╭──
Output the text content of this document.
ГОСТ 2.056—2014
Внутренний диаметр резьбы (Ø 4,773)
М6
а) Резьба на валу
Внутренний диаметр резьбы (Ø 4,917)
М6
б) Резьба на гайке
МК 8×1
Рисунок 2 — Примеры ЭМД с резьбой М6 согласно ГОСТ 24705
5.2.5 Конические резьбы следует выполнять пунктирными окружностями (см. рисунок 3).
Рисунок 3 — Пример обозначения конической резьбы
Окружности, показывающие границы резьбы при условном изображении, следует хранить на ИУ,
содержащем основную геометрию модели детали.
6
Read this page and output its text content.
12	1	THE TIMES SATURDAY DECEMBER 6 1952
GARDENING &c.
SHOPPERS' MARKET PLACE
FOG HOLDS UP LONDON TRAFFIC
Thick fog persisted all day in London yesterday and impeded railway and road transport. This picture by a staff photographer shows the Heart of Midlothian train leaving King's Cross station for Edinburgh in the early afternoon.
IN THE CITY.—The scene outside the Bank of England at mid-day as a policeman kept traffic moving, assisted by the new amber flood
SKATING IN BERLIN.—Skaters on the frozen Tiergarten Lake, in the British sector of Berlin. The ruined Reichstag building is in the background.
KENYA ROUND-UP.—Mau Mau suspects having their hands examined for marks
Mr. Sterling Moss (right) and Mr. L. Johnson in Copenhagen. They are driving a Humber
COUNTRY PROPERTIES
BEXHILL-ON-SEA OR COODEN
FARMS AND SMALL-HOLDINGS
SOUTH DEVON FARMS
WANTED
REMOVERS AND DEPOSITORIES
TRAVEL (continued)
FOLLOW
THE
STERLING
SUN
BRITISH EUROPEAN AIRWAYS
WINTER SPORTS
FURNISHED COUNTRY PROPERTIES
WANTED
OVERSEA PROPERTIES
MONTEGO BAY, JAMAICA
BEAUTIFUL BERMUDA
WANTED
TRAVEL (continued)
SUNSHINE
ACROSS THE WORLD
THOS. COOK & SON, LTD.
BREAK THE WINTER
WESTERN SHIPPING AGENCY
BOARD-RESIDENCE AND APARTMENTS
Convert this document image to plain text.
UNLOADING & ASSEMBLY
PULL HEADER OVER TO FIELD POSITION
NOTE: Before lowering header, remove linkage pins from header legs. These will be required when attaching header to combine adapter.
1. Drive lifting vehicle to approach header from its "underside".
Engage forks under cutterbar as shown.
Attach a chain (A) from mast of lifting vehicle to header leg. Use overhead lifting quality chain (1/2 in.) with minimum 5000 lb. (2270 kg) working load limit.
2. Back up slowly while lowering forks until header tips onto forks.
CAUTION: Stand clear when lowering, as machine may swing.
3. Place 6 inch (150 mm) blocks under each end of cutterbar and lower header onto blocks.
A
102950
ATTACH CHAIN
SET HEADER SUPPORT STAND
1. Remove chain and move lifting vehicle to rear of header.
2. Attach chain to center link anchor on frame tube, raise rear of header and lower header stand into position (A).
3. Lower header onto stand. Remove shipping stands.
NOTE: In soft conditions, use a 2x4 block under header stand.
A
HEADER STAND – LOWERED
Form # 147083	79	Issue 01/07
╰──
**Goal of the exercise**.
Return all of the entries exactly as they were supplied.

**Result of the task**.
Output the text content of this document.
ГОСТ 2.056—2014
Внутренний диаметр резьбы (Ø 4,773)
М6
а) Резьба на валу
Внутренний диаметр резьбы (Ø 4,917)
М6
б) Резьба на гайке
МК 8×1
Рисунок 2 — Примеры ЭМД с резьбой М6 согласно ГОСТ 24705
5.2.5 Конические резьбы следует выполнять пунктирными окружностями (см. рисунок 3).
Рисунок 3 — Пример обозначения конической резьбы
Окружности, показывающие границы резьбы при условном изображении, следует хранить на ИУ,
содержащем основную геометрию модели детали.
6
Read this page and output its text content.
12	1	THE TIMES SATURDAY DECEMBER 6 1952
GARDENING &c.
SHOPPERS' MARKET PLACE
FOG HOLDS UP LONDON TRAFFIC
Thick fog persisted all day in London yesterday and impeded railway and road transport. This picture by a staff photographer shows the Heart of Midlothian train leaving King's Cross station for Edinburgh in the early afternoon.
IN THE CITY.—The scene outside the Bank of England at mid-day as a policeman kept traffic moving, assisted by the new amber flood
SKATING IN BERLIN.—Skaters on the frozen Tiergarten Lake, in the British sector of Berlin. The ruined Reichstag building is in the background.
KENYA ROUND-UP.—Mau Mau suspects having their hands examined for marks
Mr. Sterling Moss (right) and Mr. L. Johnson in Copenhagen. They are driving a Humber
COUNTRY PROPERTIES
BEXHILL-ON-SEA OR COODEN
FARMS AND SMALL-HOLDINGS
SOUTH DEVON FARMS
WANTED
REMOVERS AND DEPOSITORIES
TRAVEL (continued)
FOLLOW
THE
STERLING
SUN
BRITISH EUROPEAN AIRWAYS
WINTER SPORTS
FURNISHED COUNTRY PROPERTIES
WANTED
OVERSEA PROPERTIES
MONTEGO BAY, JAMAICA
BEAUTIFUL BERMUDA
WANTED
TRAVEL (continued)
SUNSHINE
ACROSS THE WORLD
THOS. COOK & SON, LTD.
BREAK THE WINTER
WESTERN SHIPPING AGENCY
BOARD-RESIDENCE AND APARTMENTS
Convert this document image to plain text.
UNLOADING & ASSEMBLY
PULL HEADER OVER TO FIELD POSITION
NOTE: Before lowering header, remove linkage pins from header legs. These will be required when attaching header to combine adapter.
1. Drive lifting vehicle to approach header from its "underside".
Engage forks under cutterbar as shown.
Attach a chain (A) from mast of lifting vehicle to header leg. Use overhead lifting quality chain (1/2 in.) with minimum 5000 lb. (2270 kg) working load limit.
2. Back up slowly while lowering forks until header tips onto forks.
CAUTION: Stand clear when lowering, as machine may swing.
3. Place 6 inch (150 mm) blocks under each end of cutterbar and lower header onto blocks.
A
102950
ATTACH CHAIN
SET HEADER SUPPORT STAND
1. Remove chain and move lifting vehicle to rear of header.
2. Attach chain to center link anchor on frame tube, raise rear of header and lower header stand into position (A).
3. Lower header onto stand. Remove shipping stands.
NOTE: In soft conditions, use a 2x4 block under header stand.
A
HEADER STAND – LOWERED
Form # 147083	79	Issue 01/07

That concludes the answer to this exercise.